#### MATERIALS PROVIDED ####

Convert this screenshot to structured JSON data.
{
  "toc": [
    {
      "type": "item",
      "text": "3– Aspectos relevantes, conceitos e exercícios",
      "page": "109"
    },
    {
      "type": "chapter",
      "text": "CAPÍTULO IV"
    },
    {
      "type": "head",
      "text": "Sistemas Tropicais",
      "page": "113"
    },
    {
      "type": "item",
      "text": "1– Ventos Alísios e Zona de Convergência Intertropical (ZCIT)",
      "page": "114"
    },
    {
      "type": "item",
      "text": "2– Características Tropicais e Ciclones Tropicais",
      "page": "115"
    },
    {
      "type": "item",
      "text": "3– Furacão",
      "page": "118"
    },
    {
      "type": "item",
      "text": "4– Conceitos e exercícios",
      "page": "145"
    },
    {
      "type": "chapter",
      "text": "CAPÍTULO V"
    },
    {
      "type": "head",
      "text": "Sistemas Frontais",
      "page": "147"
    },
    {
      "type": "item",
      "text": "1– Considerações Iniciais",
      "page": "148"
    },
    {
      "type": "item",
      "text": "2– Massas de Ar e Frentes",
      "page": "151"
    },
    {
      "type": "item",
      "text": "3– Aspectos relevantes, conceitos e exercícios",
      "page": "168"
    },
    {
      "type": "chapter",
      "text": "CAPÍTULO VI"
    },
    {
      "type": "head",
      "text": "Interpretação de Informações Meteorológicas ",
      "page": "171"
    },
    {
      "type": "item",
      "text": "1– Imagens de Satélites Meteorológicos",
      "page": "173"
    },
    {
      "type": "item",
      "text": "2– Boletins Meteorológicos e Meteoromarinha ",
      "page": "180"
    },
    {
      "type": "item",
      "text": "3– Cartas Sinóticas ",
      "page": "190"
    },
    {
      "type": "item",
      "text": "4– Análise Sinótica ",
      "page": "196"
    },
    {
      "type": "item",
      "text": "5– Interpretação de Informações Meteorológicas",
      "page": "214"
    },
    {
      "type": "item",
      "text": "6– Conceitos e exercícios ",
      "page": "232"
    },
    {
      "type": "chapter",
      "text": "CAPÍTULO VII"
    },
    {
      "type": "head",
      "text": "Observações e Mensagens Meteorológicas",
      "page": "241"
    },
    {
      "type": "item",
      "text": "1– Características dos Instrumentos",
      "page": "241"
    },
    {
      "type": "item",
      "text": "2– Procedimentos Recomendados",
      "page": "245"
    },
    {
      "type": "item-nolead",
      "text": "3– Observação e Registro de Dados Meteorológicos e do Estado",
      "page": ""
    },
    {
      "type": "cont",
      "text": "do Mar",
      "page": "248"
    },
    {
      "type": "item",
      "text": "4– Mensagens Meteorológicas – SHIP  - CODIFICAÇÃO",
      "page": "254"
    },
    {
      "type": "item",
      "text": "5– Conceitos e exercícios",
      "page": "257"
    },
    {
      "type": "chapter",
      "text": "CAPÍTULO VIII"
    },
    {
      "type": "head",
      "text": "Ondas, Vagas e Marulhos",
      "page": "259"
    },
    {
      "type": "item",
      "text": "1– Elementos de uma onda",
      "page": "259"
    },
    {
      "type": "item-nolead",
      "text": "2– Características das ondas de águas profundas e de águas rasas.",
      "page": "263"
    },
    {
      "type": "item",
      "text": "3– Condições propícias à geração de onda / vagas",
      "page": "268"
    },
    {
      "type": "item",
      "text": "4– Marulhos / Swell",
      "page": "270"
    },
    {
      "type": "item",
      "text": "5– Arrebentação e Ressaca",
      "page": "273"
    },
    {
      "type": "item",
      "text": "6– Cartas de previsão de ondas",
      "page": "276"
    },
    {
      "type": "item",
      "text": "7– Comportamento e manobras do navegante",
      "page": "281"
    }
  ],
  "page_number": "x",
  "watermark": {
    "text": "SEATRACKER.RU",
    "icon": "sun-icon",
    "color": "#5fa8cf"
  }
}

####

**STATED TASK:** Give back the data above exactly as it appears.

**REPLY TO THE EXERCISE:**
Convert this screenshot to structured JSON data.
{
  "toc": [
    {
      "type": "item",
      "text": "3– Aspectos relevantes, conceitos e exercícios",
      "page": "109"
    },
    {
      "type": "chapter",
      "text": "CAPÍTULO IV"
    },
    {
      "type": "head",
      "text": "Sistemas Tropicais",
      "page": "113"
    },
    {
      "type": "item",
      "text": "1– Ventos Alísios e Zona de Convergência Intertropical (ZCIT)",
      "page": "114"
    },
    {
      "type": "item",
      "text": "2– Características Tropicais e Ciclones Tropicais",
      "page": "115"
    },
    {
      "type": "item",
      "text": "3– Furacão",
      "page": "118"
    },
    {
      "type": "item",
      "text": "4– Conceitos e exercícios",
      "page": "145"
    },
    {
      "type": "chapter",
      "text": "CAPÍTULO V"
    },
    {
      "type": "head",
      "text": "Sistemas Frontais",
      "page": "147"
    },
    {
      "type": "item",
      "text": "1– Considerações Iniciais",
      "page": "148"
    },
    {
      "type": "item",
      "text": "2– Massas de Ar e Frentes",
      "page": "151"
    },
    {
      "type": "item",
      "text": "3– Aspectos relevantes, conceitos e exercícios",
      "page": "168"
    },
    {
      "type": "chapter",
      "text": "CAPÍTULO VI"
    },
    {
      "type": "head",
      "text": "Interpretação de Informações Meteorológicas ",
      "page": "171"
    },
    {
      "type": "item",
      "text": "1– Imagens de Satélites Meteorológicos",
      "page": "173"
    },
    {
      "type": "item",
      "text": "2– Boletins Meteorológicos e Meteoromarinha ",
      "page": "180"
    },
    {
      "type": "item",
      "text": "3– Cartas Sinóticas ",
      "page": "190"
    },
    {
      "type": "item",
      "text": "4– Análise Sinótica ",
      "page": "196"
    },
    {
      "type": "item",
      "text": "5– Interpretação de Informações Meteorológicas",
      "page": "214"
    },
    {
      "type": "item",
      "text": "6– Conceitos e exercícios ",
      "page": "232"
    },
    {
      "type": "chapter",
      "text": "CAPÍTULO VII"
    },
    {
      "type": "head",
      "text": "Observações e Mensagens Meteorológicas",
      "page": "241"
    },
    {
      "type": "item",
      "text": "1– Características dos Instrumentos",
      "page": "241"
    },
    {
      "type": "item",
      "text": "2– Procedimentos Recomendados",
      "page": "245"
    },
    {
      "type": "item-nolead",
      "text": "3– Observação e Registro de Dados Meteorológicos e do Estado",
      "page": ""
    },
    {
      "type": "cont",
      "text": "do Mar",
      "page": "248"
    },
    {
      "type": "item",
      "text": "4– Mensagens Meteorológicas – SHIP  - CODIFICAÇÃO",
      "page": "254"
    },
    {
      "type": "item",
      "text": "5– Conceitos e exercícios",
      "page": "257"
    },
    {
      "type": "chapter",
      "text": "CAPÍTULO VIII"
    },
    {
      "type": "head",
      "text": "Ondas, Vagas e Marulhos",
      "page": "259"
    },
    {
      "type": "item",
      "text": "1– Elementos de uma onda",
      "page": "259"
    },
    {
      "type": "item-nolead",
      "text": "2– Características das ondas de águas profundas e de águas rasas.",
      "page": "263"
    },
    {
      "type": "item",
      "text": "3– Condições propícias à geração de onda / vagas",
      "page": "268"
    },
    {
      "type": "item",
      "text": "4– Marulhos / Swell",
      "page": "270"
    },
    {
      "type": "item",
      "text": "5– Arrebentação e Ressaca",
      "page": "273"
    },
    {
      "type": "item",
      "text": "6– Cartas de previsão de ondas",
      "page": "276"
    },
    {
      "type": "item",
      "text": "7– Comportamento e manobras do navegante",
      "page": "281"
    }
  ],
  "page_number": "x",
  "watermark": {
    "text": "SEATRACKER.RU",
    "icon": "sun-icon",
    "color": "#5fa8cf"
  }
}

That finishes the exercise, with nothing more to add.